§ Task statement
Print out every record exactly as it appears.
━━━━━━━━━━
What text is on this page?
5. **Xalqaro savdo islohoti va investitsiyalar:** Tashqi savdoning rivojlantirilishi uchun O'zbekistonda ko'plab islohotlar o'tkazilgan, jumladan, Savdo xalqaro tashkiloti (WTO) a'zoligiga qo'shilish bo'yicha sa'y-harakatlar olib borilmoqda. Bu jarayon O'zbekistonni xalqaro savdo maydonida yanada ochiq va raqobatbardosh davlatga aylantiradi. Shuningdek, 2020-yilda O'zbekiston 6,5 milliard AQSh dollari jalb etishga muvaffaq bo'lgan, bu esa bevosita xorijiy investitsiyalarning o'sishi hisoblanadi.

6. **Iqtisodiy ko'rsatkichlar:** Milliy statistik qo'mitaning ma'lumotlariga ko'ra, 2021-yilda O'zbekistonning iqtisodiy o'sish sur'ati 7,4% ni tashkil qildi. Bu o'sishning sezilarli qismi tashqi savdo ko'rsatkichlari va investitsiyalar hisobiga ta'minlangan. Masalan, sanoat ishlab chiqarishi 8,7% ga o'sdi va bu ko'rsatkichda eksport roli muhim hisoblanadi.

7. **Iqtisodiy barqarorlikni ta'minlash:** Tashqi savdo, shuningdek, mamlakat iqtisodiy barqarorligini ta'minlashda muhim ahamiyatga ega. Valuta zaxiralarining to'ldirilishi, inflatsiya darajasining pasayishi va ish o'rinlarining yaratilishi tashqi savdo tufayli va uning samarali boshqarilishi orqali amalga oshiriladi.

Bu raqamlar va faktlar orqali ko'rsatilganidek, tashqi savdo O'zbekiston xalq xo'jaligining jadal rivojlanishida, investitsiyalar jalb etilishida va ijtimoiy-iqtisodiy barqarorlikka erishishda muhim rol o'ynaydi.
━━━━━━━━━━
§ Answer
What text is on this page?
5. **Xalqaro savdo islohoti va investitsiyalar:** Tashqi savdoning rivojlantirilishi uchun O'zbekistonda ko'plab islohotlar o'tkazilgan, jumladan, Savdo xalqaro tashkiloti (WTO) a'zoligiga qo'shilish bo'yicha sa'y-harakatlar olib borilmoqda. Bu jarayon O'zbekistonni xalqaro savdo maydonida yanada ochiq va raqobatbardosh davlatga aylantiradi. Shuningdek, 2020-yilda O'zbekiston 6,5 milliard AQSh dollari jalb etishga muvaffaq bo'lgan, bu esa bevosita xorijiy investitsiyalarning o'sishi hisoblanadi.

6. **Iqtisodiy ko'rsatkichlar:** Milliy statistik qo'mitaning ma'lumotlariga ko'ra, 2021-yilda O'zbekistonning iqtisodiy o'sish sur'ati 7,4% ni tashkil qildi. Bu o'sishning sezilarli qismi tashqi savdo ko'rsatkichlari va investitsiyalar hisobiga ta'minlangan. Masalan, sanoat ishlab chiqarishi 8,7% ga o'sdi va bu ko'rsatkichda eksport roli muhim hisoblanadi.

7. **Iqtisodiy barqarorlikni ta'minlash:** Tashqi savdo, shuningdek, mamlakat iqtisodiy barqarorligini ta'minlashda muhim ahamiyatga ega. Valuta zaxiralarining to'ldirilishi, inflatsiya darajasining pasayishi va ish o'rinlarining yaratilishi tashqi savdo tufayli va uning samarali boshqarilishi orqali amalga oshiriladi.

Bu raqamlar va faktlar orqali ko'rsatilganidek, tashqi savdo O'zbekiston xalq xo'jaligining jadal rivojlanishida, investitsiyalar jalb etilishida va ijtimoiy-iqtisodiy barqarorlikka erishishda muhim rol o'ynaydi.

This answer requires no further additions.